WORK TO BE COMPLETED: Leave out the pictures and transcribe the rest of the records exactly.

DATA SHOWN:
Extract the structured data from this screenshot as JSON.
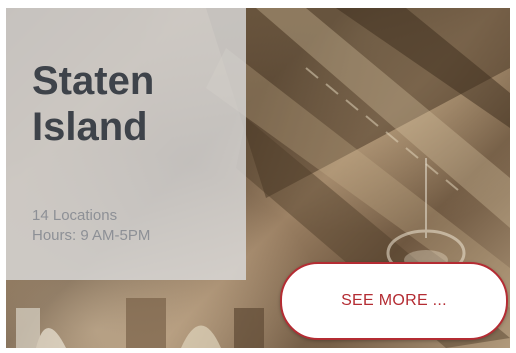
{
  "location": {
    "title_line1": "Staten",
    "title_line2": "Island",
    "locations_count": "14 Locations",
    "hours": "Hours: 9 AM-5PM"
  },
  "cta": {
    "label": "SEE MORE ..."
  },
  "colors": {
    "accent": "#b42c33",
    "title_text": "#3e434a",
    "meta_text": "#8d9096",
    "panel_bg": "#dadada"
  },
  "image": {
    "subject": "ornate library ceiling"
  }
}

THE ANSWER:
Extract the structured data from this screenshot as JSON.
{
  "location": {
    "title_line1": "Staten",
    "title_line2": "Island",
    "locations_count": "14 Locations",
    "hours": "Hours: 9 AM-5PM"
  },
  "cta": {
    "label": "SEE MORE ..."
  },
  "colors": {
    "accent": "#b42c33",
    "title_text": "#3e434a",
    "meta_text": "#8d9096",
    "panel_bg": "#dadada"
  },
  "image": {
    "subject": "ornate library ceiling"
  }
}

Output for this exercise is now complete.